Supplied records »
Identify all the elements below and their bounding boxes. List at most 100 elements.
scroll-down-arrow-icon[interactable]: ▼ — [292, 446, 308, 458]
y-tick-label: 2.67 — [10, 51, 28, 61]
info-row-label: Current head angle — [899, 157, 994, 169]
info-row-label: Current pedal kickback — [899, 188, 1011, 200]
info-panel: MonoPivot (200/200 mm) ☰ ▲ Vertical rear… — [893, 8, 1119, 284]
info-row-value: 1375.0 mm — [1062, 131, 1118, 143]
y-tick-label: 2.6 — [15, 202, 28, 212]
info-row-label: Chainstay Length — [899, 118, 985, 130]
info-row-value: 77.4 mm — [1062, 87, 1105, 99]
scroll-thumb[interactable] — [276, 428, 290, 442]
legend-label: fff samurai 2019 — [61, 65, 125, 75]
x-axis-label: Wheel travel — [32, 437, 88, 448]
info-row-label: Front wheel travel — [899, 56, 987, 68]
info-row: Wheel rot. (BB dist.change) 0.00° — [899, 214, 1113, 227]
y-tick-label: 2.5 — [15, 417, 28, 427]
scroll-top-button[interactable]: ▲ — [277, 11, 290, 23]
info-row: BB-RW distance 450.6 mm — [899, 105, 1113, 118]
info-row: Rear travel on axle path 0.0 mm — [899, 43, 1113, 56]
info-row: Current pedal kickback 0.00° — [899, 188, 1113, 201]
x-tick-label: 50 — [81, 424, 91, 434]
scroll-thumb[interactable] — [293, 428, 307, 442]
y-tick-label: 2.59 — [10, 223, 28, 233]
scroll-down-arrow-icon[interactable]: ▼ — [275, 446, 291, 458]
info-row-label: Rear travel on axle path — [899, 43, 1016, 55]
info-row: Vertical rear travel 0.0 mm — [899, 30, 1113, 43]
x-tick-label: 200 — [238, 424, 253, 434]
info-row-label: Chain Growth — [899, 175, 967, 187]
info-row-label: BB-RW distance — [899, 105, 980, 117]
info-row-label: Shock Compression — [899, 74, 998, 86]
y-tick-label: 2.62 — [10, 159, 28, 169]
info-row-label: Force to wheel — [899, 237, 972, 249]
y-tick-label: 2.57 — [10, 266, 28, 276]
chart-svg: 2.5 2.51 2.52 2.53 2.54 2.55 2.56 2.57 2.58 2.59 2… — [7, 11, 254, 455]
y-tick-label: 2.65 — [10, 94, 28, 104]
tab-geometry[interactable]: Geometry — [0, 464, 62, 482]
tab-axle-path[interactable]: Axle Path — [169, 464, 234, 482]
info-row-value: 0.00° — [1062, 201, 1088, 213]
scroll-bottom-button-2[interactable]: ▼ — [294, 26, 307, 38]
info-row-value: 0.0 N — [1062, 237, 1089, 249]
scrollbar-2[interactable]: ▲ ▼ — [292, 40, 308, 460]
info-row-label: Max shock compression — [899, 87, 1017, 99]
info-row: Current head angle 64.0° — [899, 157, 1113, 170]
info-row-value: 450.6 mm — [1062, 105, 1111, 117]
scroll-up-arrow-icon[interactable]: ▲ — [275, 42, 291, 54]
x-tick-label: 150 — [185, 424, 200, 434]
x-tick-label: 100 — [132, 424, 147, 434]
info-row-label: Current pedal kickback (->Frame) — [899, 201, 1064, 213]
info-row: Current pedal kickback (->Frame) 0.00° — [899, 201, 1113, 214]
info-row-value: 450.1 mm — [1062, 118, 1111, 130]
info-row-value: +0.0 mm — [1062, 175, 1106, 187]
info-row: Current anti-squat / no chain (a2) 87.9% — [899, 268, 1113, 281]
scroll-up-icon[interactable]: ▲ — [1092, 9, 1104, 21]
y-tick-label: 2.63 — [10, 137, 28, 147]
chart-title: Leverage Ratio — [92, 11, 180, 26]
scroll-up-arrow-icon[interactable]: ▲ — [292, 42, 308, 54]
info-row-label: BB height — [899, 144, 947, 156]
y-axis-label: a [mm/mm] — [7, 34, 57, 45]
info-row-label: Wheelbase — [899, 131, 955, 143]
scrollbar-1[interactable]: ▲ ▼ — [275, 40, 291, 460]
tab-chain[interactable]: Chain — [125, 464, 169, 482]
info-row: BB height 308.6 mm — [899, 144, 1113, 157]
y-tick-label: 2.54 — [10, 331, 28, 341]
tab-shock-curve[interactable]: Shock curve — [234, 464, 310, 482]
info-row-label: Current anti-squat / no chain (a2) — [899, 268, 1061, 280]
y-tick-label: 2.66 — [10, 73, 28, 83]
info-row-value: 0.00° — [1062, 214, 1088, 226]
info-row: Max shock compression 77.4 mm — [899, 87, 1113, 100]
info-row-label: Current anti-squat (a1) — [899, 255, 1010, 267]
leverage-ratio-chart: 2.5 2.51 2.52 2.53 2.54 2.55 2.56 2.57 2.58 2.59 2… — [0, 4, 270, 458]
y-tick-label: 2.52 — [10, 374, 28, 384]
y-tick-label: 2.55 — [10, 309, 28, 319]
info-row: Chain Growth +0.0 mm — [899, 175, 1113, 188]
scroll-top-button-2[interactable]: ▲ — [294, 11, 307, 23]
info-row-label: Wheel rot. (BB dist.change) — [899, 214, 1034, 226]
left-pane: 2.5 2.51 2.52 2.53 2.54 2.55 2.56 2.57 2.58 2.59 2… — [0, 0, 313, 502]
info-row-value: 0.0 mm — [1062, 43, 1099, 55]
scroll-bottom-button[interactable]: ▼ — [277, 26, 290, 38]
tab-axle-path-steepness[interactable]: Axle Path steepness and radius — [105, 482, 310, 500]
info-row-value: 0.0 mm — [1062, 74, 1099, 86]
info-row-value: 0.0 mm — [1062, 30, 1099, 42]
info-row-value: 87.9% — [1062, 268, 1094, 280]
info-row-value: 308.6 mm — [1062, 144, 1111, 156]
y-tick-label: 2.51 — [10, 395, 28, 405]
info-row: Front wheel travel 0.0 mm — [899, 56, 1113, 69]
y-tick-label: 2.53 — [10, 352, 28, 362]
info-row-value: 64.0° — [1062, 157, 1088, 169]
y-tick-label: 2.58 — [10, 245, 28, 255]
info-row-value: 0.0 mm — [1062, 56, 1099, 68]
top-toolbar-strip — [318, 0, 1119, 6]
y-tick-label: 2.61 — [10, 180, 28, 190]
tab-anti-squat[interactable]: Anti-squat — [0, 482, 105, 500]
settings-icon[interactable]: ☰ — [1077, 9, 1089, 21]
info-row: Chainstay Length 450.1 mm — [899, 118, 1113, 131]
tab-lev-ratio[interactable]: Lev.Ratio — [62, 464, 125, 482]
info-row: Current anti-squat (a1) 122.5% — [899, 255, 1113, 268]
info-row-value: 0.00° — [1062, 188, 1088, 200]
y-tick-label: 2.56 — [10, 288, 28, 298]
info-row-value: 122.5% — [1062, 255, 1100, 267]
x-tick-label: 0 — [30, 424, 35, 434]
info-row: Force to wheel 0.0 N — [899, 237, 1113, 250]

==

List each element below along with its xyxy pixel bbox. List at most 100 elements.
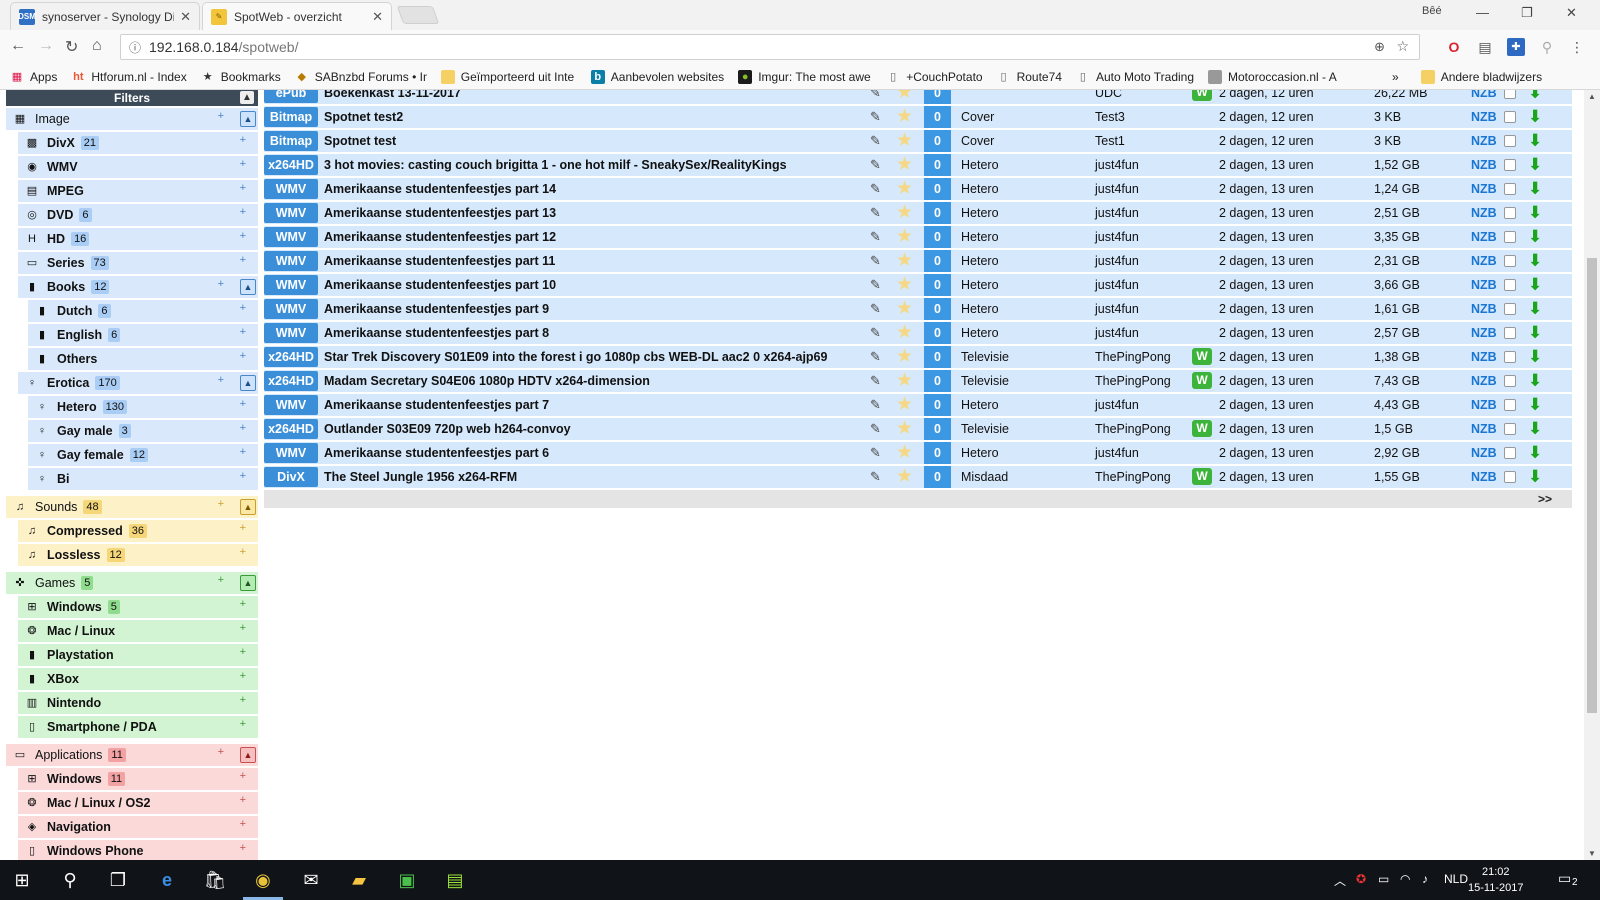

What is asked »
Reproduce the lines of the listing between the line containing "Identify all the" and the line containing "info-row-value: 77.4 mm", both of those lines included.

Output of the exercise »
Identify all the elements below and their bounding boxes. List at most 100 elements.
scroll-down-arrow-icon[interactable]: ▼ — [292, 446, 308, 458]
y-tick-label: 2.67 — [10, 51, 28, 61]
info-row-label: Current head angle — [899, 157, 994, 169]
info-row-label: Current pedal kickback — [899, 188, 1011, 200]
info-panel: MonoPivot (200/200 mm) ☰ ▲ Vertical rear… — [893, 8, 1119, 284]
info-row-value: 1375.0 mm — [1062, 131, 1118, 143]
y-tick-label: 2.6 — [15, 202, 28, 212]
info-row-label: Chainstay Length — [899, 118, 985, 130]
info-row-value: 77.4 mm — [1062, 87, 1105, 99]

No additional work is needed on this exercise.